* _AIM OF THE EXERCISE_: Repeat everything in the material exactly.

* _GIVEN ENTRIES_:
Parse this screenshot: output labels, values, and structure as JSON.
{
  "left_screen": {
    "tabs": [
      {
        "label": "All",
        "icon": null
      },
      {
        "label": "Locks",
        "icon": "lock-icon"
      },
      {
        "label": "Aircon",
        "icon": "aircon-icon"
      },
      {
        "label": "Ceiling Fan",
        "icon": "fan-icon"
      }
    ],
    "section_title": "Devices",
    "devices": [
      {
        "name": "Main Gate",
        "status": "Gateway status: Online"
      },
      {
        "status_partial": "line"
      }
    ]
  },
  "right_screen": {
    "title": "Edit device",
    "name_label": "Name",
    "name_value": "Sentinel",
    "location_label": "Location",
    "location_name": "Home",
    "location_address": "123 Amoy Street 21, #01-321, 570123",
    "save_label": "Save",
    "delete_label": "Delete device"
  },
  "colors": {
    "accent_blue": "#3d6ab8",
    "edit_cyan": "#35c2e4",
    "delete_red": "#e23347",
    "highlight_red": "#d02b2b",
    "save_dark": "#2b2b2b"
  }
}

* _RESULT OF THE TASK_:
Parse this screenshot: output labels, values, and structure as JSON.
{
  "left_screen": {
    "tabs": [
      {
        "label": "All",
        "icon": null
      },
      {
        "label": "Locks",
        "icon": "lock-icon"
      },
      {
        "label": "Aircon",
        "icon": "aircon-icon"
      },
      {
        "label": "Ceiling Fan",
        "icon": "fan-icon"
      }
    ],
    "section_title": "Devices",
    "devices": [
      {
        "name": "Main Gate",
        "status": "Gateway status: Online"
      },
      {
        "status_partial": "line"
      }
    ]
  },
  "right_screen": {
    "title": "Edit device",
    "name_label": "Name",
    "name_value": "Sentinel",
    "location_label": "Location",
    "location_name": "Home",
    "location_address": "123 Amoy Street 21, #01-321, 570123",
    "save_label": "Save",
    "delete_label": "Delete device"
  },
  "colors": {
    "accent_blue": "#3d6ab8",
    "edit_cyan": "#35c2e4",
    "delete_red": "#e23347",
    "highlight_red": "#d02b2b",
    "save_dark": "#2b2b2b"
  }
}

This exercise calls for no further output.